Exercise input:
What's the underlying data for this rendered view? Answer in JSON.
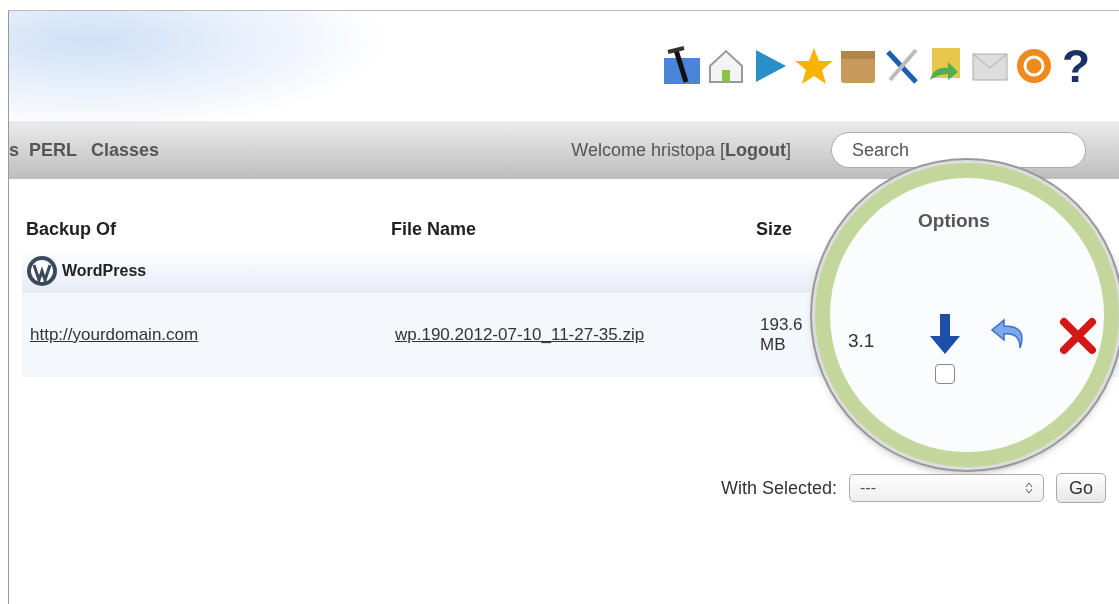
{
  "toolbar": {
    "help": "?"
  },
  "nav": {
    "items": [
      "s",
      "PERL",
      "Classes"
    ],
    "welcome": "Welcome hristopa [**Logout**]",
    "search": {
      "placeholder": "Search"
    }
  },
  "table": {
    "columns": [
      "Backup Of",
      "File Name",
      "Size"
    ],
    "group": {
      "label": "WordPress"
    },
    "rows": [
      {
        "backup_of": "http://yourdomain.com",
        "file_name": "wp.190.2012-07-10_11-27-35.zip",
        "size": "193.6 MB",
        "column_4": "3.1"
      }
    ]
  },
  "magnifier": {
    "header": "Options",
    "row_checkbox": {
      "checked": false
    }
  },
  "bulk_actions": {
    "label": "With Selected:",
    "value": "---",
    "button": "Go"
  }
}
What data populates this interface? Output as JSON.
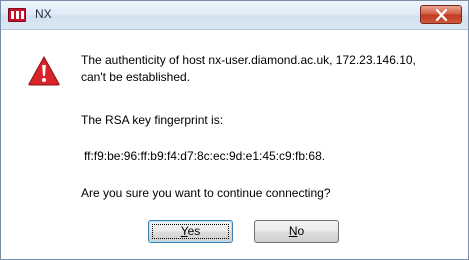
{
  "window": {
    "title": "NX"
  },
  "message": {
    "line1": "The authenticity of host nx-user.diamond.ac.uk, 172.23.146.10,",
    "line2": "can't be established.",
    "fingerprint_label": "The RSA key fingerprint is:",
    "fingerprint": "ff:f9:be:96:ff:b9:f4:d7:8c:ec:9d:e1:45:c9:fb:68.",
    "question": "Are you sure you want to continue connecting?"
  },
  "buttons": {
    "yes": {
      "mnemonic": "Y",
      "rest": "es"
    },
    "no": {
      "mnemonic": "N",
      "rest": "o"
    }
  },
  "icons": {
    "app": "nx-app-icon",
    "warning": "warning-icon",
    "close": "close-icon"
  },
  "colors": {
    "app_icon": "#c8102e",
    "warning": "#d8232a",
    "close_button": "#c23a1f"
  }
}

Goal:
Look over the material above and show each line where "fingerprint" appears.

Task result:
    "fingerprint_label": "The RSA key fingerprint is:",
    "fingerprint": "ff:f9:be:96:ff:b9:f4:d7:8c:ec:9d:e1:45:c9:fb:68.",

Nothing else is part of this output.